### [What is asked]
Leave out the pictures and repeat the data exactly.

[Saved entries]
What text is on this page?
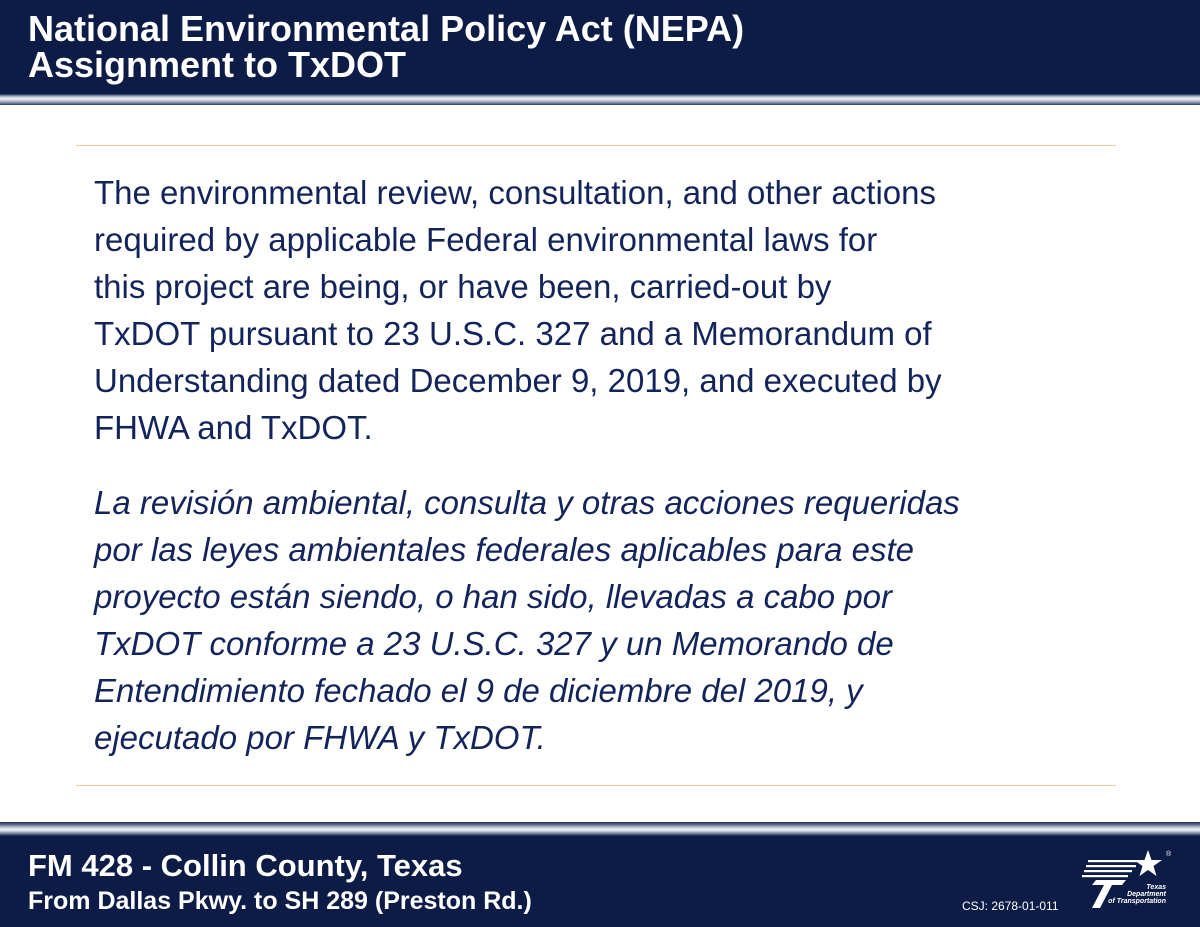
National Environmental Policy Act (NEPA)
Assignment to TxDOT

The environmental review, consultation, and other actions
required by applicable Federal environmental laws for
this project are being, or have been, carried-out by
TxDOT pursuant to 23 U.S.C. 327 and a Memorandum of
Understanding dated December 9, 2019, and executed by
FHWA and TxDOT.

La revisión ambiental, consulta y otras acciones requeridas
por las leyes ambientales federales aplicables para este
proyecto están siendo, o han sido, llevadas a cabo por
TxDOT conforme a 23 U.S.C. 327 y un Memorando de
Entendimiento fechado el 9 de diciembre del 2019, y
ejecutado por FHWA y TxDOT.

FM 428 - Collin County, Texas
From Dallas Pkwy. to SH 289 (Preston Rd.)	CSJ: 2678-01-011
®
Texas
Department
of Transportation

### [Result of this exercise]
What text is on this page?
National Environmental Policy Act (NEPA)
Assignment to TxDOT

The environmental review, consultation, and other actions
required by applicable Federal environmental laws for
this project are being, or have been, carried-out by
TxDOT pursuant to 23 U.S.C. 327 and a Memorandum of
Understanding dated December 9, 2019, and executed by
FHWA and TxDOT.

La revisión ambiental, consulta y otras acciones requeridas
por las leyes ambientales federales aplicables para este
proyecto están siendo, o han sido, llevadas a cabo por
TxDOT conforme a 23 U.S.C. 327 y un Memorando de
Entendimiento fechado el 9 de diciembre del 2019, y
ejecutado por FHWA y TxDOT.

FM 428 - Collin County, Texas
From Dallas Pkwy. to SH 289 (Preston Rd.)	CSJ: 2678-01-011
®
Texas
Department
of Transportation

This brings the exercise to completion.